[Extracted records]
■ ■ ■

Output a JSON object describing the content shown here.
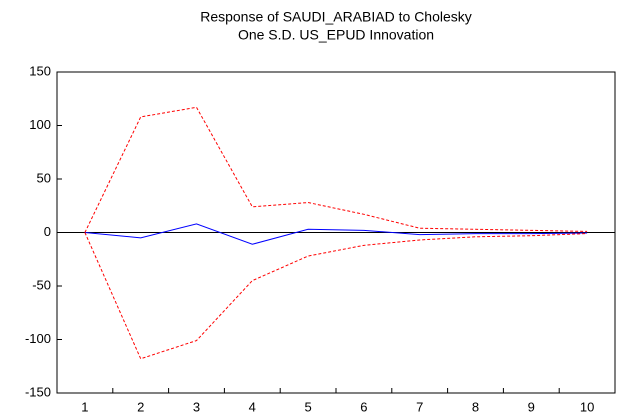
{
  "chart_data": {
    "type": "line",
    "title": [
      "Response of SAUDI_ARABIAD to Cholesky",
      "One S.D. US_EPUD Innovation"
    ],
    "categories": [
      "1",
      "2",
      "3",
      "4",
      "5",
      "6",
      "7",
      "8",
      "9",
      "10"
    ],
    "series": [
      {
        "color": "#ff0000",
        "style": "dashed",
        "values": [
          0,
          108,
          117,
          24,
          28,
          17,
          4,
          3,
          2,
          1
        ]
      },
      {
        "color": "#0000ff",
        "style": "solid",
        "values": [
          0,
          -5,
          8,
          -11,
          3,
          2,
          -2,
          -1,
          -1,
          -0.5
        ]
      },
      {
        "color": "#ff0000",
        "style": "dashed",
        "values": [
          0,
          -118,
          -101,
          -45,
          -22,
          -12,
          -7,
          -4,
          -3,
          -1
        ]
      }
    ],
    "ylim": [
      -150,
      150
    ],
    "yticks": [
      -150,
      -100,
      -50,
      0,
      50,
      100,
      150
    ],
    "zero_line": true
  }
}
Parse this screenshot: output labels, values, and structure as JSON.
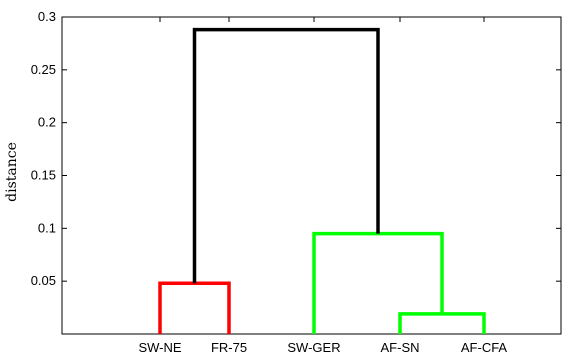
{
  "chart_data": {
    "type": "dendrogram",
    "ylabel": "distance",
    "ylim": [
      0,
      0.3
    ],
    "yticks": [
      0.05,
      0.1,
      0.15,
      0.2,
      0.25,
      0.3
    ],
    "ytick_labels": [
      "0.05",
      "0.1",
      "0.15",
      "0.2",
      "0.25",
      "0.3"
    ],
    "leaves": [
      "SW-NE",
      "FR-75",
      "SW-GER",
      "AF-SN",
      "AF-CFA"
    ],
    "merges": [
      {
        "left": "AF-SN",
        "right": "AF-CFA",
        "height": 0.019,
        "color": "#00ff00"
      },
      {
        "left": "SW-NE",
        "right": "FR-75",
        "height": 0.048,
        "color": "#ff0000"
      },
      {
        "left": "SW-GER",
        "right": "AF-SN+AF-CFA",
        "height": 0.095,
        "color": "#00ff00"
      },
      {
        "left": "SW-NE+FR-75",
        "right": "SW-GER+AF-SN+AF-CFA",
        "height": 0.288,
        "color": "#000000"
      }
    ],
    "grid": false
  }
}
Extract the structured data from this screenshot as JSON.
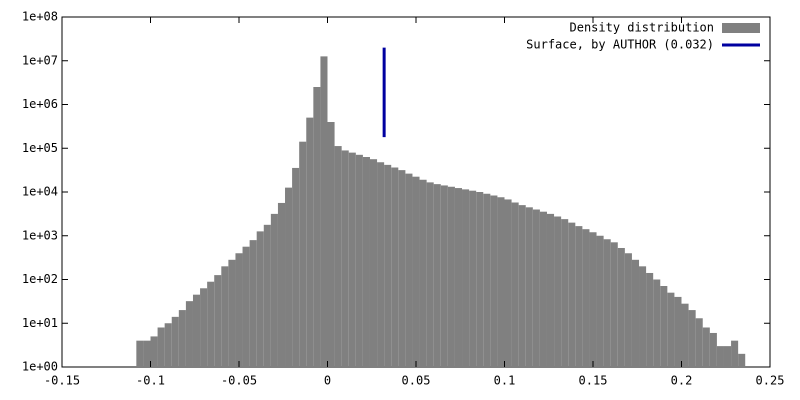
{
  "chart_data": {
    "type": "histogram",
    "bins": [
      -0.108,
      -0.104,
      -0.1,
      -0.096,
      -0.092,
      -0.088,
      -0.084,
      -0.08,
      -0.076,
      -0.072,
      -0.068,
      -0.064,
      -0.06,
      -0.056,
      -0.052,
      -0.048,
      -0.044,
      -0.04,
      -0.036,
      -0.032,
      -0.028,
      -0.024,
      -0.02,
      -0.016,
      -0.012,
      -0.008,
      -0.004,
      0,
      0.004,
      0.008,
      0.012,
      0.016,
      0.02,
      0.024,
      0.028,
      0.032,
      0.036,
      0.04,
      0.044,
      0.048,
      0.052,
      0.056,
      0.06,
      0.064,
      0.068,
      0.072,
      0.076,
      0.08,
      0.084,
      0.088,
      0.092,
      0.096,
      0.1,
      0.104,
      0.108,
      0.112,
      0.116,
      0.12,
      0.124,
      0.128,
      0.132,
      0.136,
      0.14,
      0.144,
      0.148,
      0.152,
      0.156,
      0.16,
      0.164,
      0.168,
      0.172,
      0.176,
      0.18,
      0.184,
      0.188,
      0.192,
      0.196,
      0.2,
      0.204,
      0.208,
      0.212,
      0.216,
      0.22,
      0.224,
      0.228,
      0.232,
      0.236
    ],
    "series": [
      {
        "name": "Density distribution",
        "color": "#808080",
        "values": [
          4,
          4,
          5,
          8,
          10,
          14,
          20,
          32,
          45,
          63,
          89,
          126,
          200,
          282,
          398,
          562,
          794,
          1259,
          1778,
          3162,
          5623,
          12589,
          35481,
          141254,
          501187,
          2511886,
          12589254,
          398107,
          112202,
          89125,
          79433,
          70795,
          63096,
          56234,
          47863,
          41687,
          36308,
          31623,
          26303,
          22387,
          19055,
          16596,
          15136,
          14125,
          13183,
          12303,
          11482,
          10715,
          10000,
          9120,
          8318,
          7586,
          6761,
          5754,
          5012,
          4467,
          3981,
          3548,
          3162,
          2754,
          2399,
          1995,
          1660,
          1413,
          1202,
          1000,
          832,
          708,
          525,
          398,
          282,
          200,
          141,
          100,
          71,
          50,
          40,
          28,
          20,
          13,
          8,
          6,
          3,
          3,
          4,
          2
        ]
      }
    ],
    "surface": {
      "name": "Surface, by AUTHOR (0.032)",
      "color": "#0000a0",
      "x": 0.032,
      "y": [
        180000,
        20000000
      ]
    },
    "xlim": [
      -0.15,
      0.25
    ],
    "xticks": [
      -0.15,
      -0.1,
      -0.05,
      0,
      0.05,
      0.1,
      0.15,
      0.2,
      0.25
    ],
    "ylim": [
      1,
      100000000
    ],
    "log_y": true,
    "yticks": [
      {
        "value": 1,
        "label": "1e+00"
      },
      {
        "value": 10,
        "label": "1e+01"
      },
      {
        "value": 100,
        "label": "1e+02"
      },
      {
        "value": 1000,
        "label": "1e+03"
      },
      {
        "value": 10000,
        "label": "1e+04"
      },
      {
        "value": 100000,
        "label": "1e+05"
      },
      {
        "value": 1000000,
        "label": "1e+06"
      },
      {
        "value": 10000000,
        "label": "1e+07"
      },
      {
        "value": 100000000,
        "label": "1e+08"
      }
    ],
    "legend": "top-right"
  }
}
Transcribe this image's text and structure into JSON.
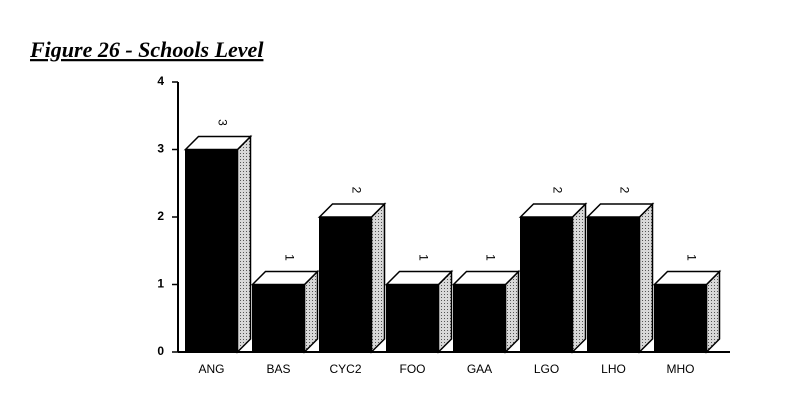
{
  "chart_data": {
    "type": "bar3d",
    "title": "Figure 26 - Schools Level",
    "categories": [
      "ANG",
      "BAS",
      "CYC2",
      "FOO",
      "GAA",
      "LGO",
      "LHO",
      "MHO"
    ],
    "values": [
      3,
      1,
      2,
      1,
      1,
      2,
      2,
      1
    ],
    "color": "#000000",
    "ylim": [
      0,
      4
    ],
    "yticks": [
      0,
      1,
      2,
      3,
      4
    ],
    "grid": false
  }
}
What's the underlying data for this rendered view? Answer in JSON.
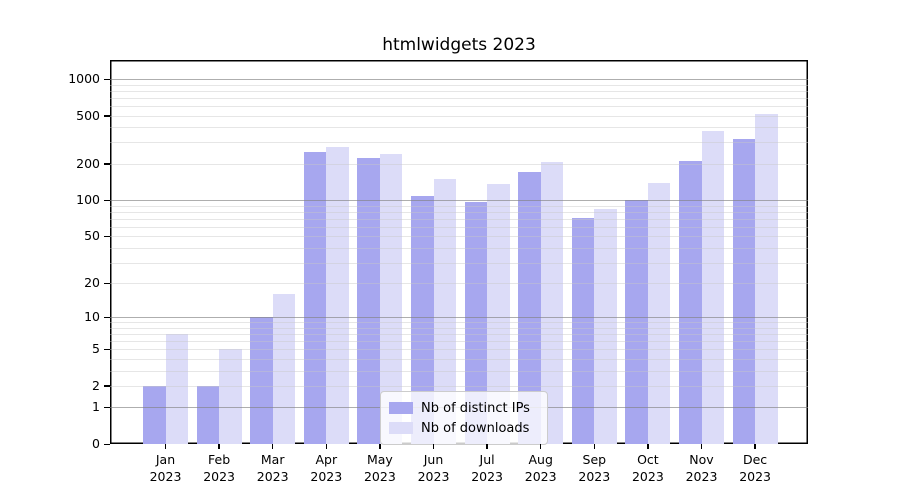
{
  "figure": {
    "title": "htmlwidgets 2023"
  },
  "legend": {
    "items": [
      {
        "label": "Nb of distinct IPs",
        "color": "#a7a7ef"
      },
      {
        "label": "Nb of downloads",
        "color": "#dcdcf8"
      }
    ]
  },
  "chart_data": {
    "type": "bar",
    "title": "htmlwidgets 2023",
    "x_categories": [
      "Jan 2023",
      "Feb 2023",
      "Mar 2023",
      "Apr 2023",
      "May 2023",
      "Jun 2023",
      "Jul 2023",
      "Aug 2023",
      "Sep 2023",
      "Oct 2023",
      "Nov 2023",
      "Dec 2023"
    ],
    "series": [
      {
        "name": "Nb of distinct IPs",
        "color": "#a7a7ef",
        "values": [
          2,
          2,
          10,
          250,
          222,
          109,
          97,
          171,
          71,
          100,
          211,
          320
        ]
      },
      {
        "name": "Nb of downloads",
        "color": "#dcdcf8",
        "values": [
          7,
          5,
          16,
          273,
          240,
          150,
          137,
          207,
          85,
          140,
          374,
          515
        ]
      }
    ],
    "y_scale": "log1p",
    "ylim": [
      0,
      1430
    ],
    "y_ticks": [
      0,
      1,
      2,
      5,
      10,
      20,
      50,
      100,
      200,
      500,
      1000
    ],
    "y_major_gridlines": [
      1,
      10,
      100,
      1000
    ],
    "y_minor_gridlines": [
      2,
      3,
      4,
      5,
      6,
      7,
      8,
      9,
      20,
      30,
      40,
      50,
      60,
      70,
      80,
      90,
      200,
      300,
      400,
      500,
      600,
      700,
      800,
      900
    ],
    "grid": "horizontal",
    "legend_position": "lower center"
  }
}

■ ■ ■

• **Request**: Copy the records word for word, leaving no picture in the copy.

• **Expected output**:
Output a JSON object describing the content shown here.
{
  "chart_data": {
    "type": "line",
    "title": [
      "Response of SAUDI_ARABIAD to Cholesky",
      "One S.D. US_EPUD Innovation"
    ],
    "categories": [
      "1",
      "2",
      "3",
      "4",
      "5",
      "6",
      "7",
      "8",
      "9",
      "10"
    ],
    "series": [
      {
        "color": "#ff0000",
        "style": "dashed",
        "values": [
          0,
          108,
          117,
          24,
          28,
          17,
          4,
          3,
          2,
          1
        ]
      },
      {
        "color": "#0000ff",
        "style": "solid",
        "values": [
          0,
          -5,
          8,
          -11,
          3,
          2,
          -2,
          -1,
          -1,
          -0.5
        ]
      },
      {
        "color": "#ff0000",
        "style": "dashed",
        "values": [
          0,
          -118,
          -101,
          -45,
          -22,
          -12,
          -7,
          -4,
          -3,
          -1
        ]
      }
    ],
    "ylim": [
      -150,
      150
    ],
    "yticks": [
      -150,
      -100,
      -50,
      0,
      50,
      100,
      150
    ],
    "zero_line": true
  }
}
Parse this screenshot: output labels, values, and structure as JSON.
{
  "chart_data": {
    "type": "dendrogram",
    "ylabel": "distance",
    "ylim": [
      0,
      0.3
    ],
    "yticks": [
      0.05,
      0.1,
      0.15,
      0.2,
      0.25,
      0.3
    ],
    "ytick_labels": [
      "0.05",
      "0.1",
      "0.15",
      "0.2",
      "0.25",
      "0.3"
    ],
    "leaves": [
      "SW-NE",
      "FR-75",
      "SW-GER",
      "AF-SN",
      "AF-CFA"
    ],
    "merges": [
      {
        "left": "AF-SN",
        "right": "AF-CFA",
        "height": 0.019,
        "color": "#00ff00"
      },
      {
        "left": "SW-NE",
        "right": "FR-75",
        "height": 0.048,
        "color": "#ff0000"
      },
      {
        "left": "SW-GER",
        "right": "AF-SN+AF-CFA",
        "height": 0.095,
        "color": "#00ff00"
      },
      {
        "left": "SW-NE+FR-75",
        "right": "SW-GER+AF-SN+AF-CFA",
        "height": 0.288,
        "color": "#000000"
      }
    ],
    "grid": false
  }
}
Extract the structured data from this screenshot as JSON.
{
  "chart_data": {
    "type": "histogram",
    "bins": [
      -0.108,
      -0.104,
      -0.1,
      -0.096,
      -0.092,
      -0.088,
      -0.084,
      -0.08,
      -0.076,
      -0.072,
      -0.068,
      -0.064,
      -0.06,
      -0.056,
      -0.052,
      -0.048,
      -0.044,
      -0.04,
      -0.036,
      -0.032,
      -0.028,
      -0.024,
      -0.02,
      -0.016,
      -0.012,
      -0.008,
      -0.004,
      0,
      0.004,
      0.008,
      0.012,
      0.016,
      0.02,
      0.024,
      0.028,
      0.032,
      0.036,
      0.04,
      0.044,
      0.048,
      0.052,
      0.056,
      0.06,
      0.064,
      0.068,
      0.072,
      0.076,
      0.08,
      0.084,
      0.088,
      0.092,
      0.096,
      0.1,
      0.104,
      0.108,
      0.112,
      0.116,
      0.12,
      0.124,
      0.128,
      0.132,
      0.136,
      0.14,
      0.144,
      0.148,
      0.152,
      0.156,
      0.16,
      0.164,
      0.168,
      0.172,
      0.176,
      0.18,
      0.184,
      0.188,
      0.192,
      0.196,
      0.2,
      0.204,
      0.208,
      0.212,
      0.216,
      0.22,
      0.224,
      0.228,
      0.232,
      0.236
    ],
    "series": [
      {
        "name": "Density distribution",
        "color": "#808080",
        "values": [
          4,
          4,
          5,
          8,
          10,
          14,
          20,
          32,
          45,
          63,
          89,
          126,
          200,
          282,
          398,
          562,
          794,
          1259,
          1778,
          3162,
          5623,
          12589,
          35481,
          141254,
          501187,
          2511886,
          12589254,
          398107,
          112202,
          89125,
          79433,
          70795,
          63096,
          56234,
          47863,
          41687,
          36308,
          31623,
          26303,
          22387,
          19055,
          16596,
          15136,
          14125,
          13183,
          12303,
          11482,
          10715,
          10000,
          9120,
          8318,
          7586,
          6761,
          5754,
          5012,
          4467,
          3981,
          3548,
          3162,
          2754,
          2399,
          1995,
          1660,
          1413,
          1202,
          1000,
          832,
          708,
          525,
          398,
          282,
          200,
          141,
          100,
          71,
          50,
          40,
          28,
          20,
          13,
          8,
          6,
          3,
          3,
          4,
          2
        ]
      }
    ],
    "surface": {
      "name": "Surface, by AUTHOR (0.032)",
      "color": "#0000a0",
      "x": 0.032,
      "y": [
        180000,
        20000000
      ]
    },
    "xlim": [
      -0.15,
      0.25
    ],
    "xticks": [
      -0.15,
      -0.1,
      -0.05,
      0,
      0.05,
      0.1,
      0.15,
      0.2,
      0.25
    ],
    "ylim": [
      1,
      100000000
    ],
    "log_y": true,
    "yticks": [
      {
        "value": 1,
        "label": "1e+00"
      },
      {
        "value": 10,
        "label": "1e+01"
      },
      {
        "value": 100,
        "label": "1e+02"
      },
      {
        "value": 1000,
        "label": "1e+03"
      },
      {
        "value": 10000,
        "label": "1e+04"
      },
      {
        "value": 100000,
        "label": "1e+05"
      },
      {
        "value": 1000000,
        "label": "1e+06"
      },
      {
        "value": 10000000,
        "label": "1e+07"
      },
      {
        "value": 100000000,
        "label": "1e+08"
      }
    ],
    "legend": "top-right"
  }
}
Transcribe this image's text and structure into JSON.
{
  "chart_data": {
    "type": "bar3d",
    "title": "Figure 26 - Schools Level",
    "categories": [
      "ANG",
      "BAS",
      "CYC2",
      "FOO",
      "GAA",
      "LGO",
      "LHO",
      "MHO"
    ],
    "values": [
      3,
      1,
      2,
      1,
      1,
      2,
      2,
      1
    ],
    "color": "#000000",
    "ylim": [
      0,
      4
    ],
    "yticks": [
      0,
      1,
      2,
      3,
      4
    ],
    "grid": false
  }
}
What's the underlying data for this rendered view? Answer in JSON.
{
  "figure": {
    "title": "htmlwidgets 2023"
  },
  "legend": {
    "items": [
      {
        "label": "Nb of distinct IPs",
        "color": "#a7a7ef"
      },
      {
        "label": "Nb of downloads",
        "color": "#dcdcf8"
      }
    ]
  },
  "chart_data": {
    "type": "bar",
    "title": "htmlwidgets 2023",
    "x_categories": [
      "Jan 2023",
      "Feb 2023",
      "Mar 2023",
      "Apr 2023",
      "May 2023",
      "Jun 2023",
      "Jul 2023",
      "Aug 2023",
      "Sep 2023",
      "Oct 2023",
      "Nov 2023",
      "Dec 2023"
    ],
    "series": [
      {
        "name": "Nb of distinct IPs",
        "color": "#a7a7ef",
        "values": [
          2,
          2,
          10,
          250,
          222,
          109,
          97,
          171,
          71,
          100,
          211,
          320
        ]
      },
      {
        "name": "Nb of downloads",
        "color": "#dcdcf8",
        "values": [
          7,
          5,
          16,
          273,
          240,
          150,
          137,
          207,
          85,
          140,
          374,
          515
        ]
      }
    ],
    "y_scale": "log1p",
    "ylim": [
      0,
      1430
    ],
    "y_ticks": [
      0,
      1,
      2,
      5,
      10,
      20,
      50,
      100,
      200,
      500,
      1000
    ],
    "y_major_gridlines": [
      1,
      10,
      100,
      1000
    ],
    "y_minor_gridlines": [
      2,
      3,
      4,
      5,
      6,
      7,
      8,
      9,
      20,
      30,
      40,
      50,
      60,
      70,
      80,
      90,
      200,
      300,
      400,
      500,
      600,
      700,
      800,
      900
    ],
    "grid": "horizontal",
    "legend_position": "lower center"
  }
}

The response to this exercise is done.